▸ **Task brief**
Select the lines that contain "title" and copy each of them.

#### Data extract

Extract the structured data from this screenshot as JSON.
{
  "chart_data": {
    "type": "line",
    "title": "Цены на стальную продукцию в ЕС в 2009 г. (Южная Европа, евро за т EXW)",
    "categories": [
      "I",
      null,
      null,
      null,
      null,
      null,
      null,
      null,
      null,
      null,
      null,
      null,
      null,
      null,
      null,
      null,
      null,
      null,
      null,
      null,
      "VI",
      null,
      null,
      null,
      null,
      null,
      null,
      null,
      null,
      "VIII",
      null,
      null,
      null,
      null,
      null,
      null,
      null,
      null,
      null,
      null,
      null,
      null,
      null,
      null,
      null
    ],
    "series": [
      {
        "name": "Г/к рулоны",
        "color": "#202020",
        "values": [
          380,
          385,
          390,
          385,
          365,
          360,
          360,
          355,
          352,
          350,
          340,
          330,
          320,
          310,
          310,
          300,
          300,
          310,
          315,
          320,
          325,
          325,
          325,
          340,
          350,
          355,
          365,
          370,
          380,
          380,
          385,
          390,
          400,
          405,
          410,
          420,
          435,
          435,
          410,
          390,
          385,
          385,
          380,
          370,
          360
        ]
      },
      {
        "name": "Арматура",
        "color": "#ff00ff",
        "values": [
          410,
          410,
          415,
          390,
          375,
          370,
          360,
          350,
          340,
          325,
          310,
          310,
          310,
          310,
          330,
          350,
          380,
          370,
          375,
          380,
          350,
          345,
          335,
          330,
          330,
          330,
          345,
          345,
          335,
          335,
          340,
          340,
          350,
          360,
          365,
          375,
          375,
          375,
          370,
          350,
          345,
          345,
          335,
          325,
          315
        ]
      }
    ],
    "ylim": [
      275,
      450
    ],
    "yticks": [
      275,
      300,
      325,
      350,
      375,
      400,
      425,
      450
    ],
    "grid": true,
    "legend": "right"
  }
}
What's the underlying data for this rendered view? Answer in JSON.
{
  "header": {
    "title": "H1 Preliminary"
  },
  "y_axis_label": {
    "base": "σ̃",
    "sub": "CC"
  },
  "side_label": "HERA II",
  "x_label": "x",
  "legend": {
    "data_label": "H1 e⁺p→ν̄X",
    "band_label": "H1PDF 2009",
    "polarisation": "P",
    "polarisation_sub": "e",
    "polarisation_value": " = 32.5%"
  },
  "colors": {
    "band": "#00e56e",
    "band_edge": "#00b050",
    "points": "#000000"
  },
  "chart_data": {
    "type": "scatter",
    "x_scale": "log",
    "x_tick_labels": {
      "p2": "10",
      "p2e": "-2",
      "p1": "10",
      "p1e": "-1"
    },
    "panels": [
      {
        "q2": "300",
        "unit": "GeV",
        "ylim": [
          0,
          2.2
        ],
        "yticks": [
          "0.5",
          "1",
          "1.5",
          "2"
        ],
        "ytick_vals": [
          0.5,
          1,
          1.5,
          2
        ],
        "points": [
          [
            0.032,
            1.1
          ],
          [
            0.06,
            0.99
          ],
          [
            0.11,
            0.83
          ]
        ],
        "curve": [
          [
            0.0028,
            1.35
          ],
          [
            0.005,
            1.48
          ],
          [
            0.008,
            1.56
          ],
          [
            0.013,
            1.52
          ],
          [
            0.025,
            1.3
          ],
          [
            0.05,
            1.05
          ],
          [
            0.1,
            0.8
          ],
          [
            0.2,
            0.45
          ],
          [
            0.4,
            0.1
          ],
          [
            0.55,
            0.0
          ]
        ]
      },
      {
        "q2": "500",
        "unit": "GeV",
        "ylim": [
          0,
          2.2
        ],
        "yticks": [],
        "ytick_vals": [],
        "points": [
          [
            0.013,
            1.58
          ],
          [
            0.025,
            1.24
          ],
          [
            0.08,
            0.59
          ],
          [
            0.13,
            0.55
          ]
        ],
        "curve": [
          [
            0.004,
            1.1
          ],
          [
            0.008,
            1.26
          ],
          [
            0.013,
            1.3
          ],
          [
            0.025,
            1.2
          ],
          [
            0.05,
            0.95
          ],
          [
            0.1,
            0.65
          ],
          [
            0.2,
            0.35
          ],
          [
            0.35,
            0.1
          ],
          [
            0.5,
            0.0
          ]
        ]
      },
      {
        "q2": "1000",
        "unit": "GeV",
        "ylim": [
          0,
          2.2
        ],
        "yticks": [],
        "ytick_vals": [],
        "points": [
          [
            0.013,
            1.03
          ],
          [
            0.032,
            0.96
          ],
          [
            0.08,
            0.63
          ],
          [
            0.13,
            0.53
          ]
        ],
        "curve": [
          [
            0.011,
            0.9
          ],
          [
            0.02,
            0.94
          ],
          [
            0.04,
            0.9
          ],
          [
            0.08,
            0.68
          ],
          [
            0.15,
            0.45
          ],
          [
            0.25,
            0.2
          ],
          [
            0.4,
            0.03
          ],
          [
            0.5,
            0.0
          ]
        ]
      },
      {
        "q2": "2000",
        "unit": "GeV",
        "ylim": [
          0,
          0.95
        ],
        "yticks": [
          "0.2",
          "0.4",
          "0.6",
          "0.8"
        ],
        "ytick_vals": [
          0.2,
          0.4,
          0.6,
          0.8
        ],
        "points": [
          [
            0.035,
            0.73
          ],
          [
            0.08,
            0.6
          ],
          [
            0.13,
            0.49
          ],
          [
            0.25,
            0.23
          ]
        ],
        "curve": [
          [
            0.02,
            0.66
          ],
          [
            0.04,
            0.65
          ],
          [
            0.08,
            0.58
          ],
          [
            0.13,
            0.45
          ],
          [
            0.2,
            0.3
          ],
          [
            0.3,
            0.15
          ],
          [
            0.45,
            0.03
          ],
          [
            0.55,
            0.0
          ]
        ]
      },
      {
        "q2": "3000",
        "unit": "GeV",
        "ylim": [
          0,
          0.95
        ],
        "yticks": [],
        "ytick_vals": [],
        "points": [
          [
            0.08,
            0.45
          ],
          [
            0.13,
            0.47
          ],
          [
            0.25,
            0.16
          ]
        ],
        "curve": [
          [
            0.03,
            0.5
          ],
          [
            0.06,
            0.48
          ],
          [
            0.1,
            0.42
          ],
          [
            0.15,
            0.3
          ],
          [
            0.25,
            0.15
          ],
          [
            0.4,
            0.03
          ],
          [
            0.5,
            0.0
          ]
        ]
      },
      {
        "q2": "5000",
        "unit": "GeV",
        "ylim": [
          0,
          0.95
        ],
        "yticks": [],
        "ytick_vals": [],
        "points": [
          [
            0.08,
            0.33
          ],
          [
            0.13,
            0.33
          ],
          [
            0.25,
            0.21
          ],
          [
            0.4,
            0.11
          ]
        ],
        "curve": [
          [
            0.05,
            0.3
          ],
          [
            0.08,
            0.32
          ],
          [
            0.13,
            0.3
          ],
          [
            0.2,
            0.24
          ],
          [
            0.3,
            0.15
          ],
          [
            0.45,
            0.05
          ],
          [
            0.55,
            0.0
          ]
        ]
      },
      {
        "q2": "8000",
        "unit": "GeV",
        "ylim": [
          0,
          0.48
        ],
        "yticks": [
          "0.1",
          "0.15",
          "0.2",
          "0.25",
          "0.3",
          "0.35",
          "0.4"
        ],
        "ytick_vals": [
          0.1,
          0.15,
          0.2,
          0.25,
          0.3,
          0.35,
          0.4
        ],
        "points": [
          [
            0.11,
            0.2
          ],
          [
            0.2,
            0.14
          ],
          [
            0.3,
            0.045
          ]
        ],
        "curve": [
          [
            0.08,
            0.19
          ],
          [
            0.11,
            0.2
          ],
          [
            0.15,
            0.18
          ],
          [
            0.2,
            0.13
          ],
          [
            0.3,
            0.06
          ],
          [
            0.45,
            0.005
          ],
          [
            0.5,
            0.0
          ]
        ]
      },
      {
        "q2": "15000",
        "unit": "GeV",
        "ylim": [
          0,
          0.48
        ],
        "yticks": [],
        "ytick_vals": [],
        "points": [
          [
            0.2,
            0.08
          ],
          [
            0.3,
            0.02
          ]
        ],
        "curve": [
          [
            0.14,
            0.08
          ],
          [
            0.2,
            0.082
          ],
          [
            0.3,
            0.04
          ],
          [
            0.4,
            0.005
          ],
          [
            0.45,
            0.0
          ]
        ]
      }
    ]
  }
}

########

▸ **Full output**
    "title": "Цены на стальную продукцию в ЕС в 2009 г. (Южная Европа, евро за т EXW)",
    "title": "H1 Preliminary"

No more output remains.